__Aim__. Copy every line of the entries that includes the word "fani".

___ Exercise input

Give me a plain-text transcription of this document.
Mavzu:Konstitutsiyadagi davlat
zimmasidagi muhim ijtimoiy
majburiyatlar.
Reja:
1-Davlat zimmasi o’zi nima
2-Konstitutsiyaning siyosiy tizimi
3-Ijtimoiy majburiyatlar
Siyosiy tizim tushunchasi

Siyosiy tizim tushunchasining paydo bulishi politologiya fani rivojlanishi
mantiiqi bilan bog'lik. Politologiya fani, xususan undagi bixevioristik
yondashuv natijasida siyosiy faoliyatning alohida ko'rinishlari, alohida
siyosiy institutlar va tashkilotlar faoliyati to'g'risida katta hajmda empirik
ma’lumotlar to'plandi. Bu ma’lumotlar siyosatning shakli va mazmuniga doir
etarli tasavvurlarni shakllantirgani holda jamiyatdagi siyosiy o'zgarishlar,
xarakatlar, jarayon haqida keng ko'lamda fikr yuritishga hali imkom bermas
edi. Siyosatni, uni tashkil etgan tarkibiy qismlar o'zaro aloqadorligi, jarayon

______

__Correct response__.
Siyosiy tizim tushunchasining paydo bulishi politologiya fani rivojlanishi
mantiiqi bilan bog'lik. Politologiya fani, xususan undagi bixevioristik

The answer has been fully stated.